(Stored data entries)
_ _ _ _ _

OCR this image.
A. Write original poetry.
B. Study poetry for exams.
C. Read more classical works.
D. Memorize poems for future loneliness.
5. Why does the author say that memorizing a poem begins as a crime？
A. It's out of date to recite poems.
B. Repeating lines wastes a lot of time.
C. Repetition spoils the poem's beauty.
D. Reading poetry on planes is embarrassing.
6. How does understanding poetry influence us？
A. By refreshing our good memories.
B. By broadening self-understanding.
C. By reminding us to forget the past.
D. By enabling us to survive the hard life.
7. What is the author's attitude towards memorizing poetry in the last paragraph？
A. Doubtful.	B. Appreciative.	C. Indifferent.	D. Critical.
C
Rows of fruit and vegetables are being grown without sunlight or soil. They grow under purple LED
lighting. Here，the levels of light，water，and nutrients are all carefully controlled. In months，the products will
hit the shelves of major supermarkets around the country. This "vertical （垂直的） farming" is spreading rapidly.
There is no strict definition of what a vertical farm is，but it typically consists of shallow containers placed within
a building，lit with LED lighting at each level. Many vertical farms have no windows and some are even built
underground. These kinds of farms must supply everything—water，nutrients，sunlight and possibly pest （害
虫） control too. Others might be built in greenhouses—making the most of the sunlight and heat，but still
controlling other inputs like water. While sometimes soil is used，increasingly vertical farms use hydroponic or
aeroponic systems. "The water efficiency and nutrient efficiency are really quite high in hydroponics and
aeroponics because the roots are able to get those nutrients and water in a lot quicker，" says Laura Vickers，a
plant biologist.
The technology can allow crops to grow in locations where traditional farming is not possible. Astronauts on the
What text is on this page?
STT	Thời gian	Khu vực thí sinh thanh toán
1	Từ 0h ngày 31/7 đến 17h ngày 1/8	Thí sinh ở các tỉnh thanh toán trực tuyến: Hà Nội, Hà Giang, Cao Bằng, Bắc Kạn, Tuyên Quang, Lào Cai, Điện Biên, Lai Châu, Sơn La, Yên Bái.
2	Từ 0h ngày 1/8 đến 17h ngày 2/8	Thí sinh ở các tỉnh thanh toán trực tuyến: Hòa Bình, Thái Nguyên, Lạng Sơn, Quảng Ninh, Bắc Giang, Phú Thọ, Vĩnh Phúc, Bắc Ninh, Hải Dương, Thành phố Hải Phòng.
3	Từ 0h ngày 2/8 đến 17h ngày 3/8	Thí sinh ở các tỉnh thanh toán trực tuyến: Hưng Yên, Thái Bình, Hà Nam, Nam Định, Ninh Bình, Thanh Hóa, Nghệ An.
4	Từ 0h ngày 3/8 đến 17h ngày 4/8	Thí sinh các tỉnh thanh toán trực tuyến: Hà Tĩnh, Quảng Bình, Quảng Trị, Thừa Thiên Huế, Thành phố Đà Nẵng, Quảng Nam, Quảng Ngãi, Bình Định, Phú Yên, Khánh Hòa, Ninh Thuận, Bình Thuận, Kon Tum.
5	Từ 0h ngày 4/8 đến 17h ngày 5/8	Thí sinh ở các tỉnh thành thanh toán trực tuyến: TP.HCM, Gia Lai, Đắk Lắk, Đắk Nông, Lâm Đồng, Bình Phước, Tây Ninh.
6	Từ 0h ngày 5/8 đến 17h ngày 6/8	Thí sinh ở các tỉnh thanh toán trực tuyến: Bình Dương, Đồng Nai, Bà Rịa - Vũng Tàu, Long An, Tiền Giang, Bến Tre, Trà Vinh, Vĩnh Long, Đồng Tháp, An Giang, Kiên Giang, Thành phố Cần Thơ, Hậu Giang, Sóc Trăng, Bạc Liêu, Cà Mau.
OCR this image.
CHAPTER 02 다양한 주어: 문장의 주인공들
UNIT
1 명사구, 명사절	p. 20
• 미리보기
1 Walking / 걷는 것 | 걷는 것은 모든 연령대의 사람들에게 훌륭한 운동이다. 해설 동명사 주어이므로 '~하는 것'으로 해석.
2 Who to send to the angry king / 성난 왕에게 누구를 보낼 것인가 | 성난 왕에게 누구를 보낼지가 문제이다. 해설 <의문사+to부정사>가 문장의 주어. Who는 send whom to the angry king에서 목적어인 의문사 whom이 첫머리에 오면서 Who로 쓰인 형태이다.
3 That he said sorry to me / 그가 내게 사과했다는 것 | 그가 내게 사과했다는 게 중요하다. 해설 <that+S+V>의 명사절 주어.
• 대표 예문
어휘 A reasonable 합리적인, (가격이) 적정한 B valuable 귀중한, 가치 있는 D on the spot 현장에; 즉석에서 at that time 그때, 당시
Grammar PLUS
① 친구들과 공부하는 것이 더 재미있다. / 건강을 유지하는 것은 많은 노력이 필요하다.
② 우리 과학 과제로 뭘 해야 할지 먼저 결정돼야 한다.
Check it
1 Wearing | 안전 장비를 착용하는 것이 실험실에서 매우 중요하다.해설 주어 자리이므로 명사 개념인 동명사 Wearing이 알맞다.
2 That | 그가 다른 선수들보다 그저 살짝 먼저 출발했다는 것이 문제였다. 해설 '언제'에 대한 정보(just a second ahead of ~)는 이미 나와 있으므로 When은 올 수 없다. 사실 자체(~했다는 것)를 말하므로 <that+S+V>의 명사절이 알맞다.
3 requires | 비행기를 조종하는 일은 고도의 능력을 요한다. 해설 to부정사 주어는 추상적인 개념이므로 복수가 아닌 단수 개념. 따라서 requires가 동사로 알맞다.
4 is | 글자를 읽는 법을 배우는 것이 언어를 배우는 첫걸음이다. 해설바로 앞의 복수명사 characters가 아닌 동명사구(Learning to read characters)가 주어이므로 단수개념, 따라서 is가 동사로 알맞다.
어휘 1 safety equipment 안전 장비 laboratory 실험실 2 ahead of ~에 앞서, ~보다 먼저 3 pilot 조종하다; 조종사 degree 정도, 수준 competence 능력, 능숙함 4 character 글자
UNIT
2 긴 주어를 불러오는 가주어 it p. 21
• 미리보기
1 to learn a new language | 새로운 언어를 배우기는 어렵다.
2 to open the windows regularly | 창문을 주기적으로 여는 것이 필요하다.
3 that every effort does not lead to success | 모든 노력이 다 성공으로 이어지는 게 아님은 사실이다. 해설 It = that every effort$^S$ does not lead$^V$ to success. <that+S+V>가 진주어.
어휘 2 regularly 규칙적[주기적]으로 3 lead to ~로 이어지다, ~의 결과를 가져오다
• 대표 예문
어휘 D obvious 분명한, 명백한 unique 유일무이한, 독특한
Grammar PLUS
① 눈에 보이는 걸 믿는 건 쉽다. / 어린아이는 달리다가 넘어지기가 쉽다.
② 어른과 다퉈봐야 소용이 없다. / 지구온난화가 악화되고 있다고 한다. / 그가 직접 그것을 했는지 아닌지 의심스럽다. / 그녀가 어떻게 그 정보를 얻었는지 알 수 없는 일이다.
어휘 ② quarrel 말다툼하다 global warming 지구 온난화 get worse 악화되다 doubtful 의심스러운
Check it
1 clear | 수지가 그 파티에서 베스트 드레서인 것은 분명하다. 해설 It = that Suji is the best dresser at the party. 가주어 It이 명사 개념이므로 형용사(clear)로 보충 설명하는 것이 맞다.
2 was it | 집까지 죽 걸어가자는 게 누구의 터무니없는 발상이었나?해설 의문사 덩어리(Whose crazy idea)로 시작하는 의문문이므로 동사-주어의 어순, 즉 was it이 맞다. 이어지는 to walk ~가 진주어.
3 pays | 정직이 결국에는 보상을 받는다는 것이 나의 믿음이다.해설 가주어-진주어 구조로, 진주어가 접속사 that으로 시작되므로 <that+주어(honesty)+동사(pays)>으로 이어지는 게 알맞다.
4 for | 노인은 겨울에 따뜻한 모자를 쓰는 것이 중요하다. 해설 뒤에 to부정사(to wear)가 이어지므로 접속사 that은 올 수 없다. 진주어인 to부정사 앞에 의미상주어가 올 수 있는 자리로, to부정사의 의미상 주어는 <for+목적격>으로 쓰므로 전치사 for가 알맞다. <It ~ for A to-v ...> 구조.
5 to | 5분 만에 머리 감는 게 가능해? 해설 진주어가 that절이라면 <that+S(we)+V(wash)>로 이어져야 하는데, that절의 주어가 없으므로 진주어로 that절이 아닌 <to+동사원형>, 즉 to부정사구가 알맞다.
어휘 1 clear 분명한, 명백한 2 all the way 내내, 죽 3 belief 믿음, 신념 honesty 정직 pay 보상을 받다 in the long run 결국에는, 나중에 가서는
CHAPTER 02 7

_ _ _ _ _

*WHAT IS EXPECTED*:
How many of the listing's lines contain "understanding"? Respond with a single number and nothing else.

*WRITTEN RESPONSE*:
2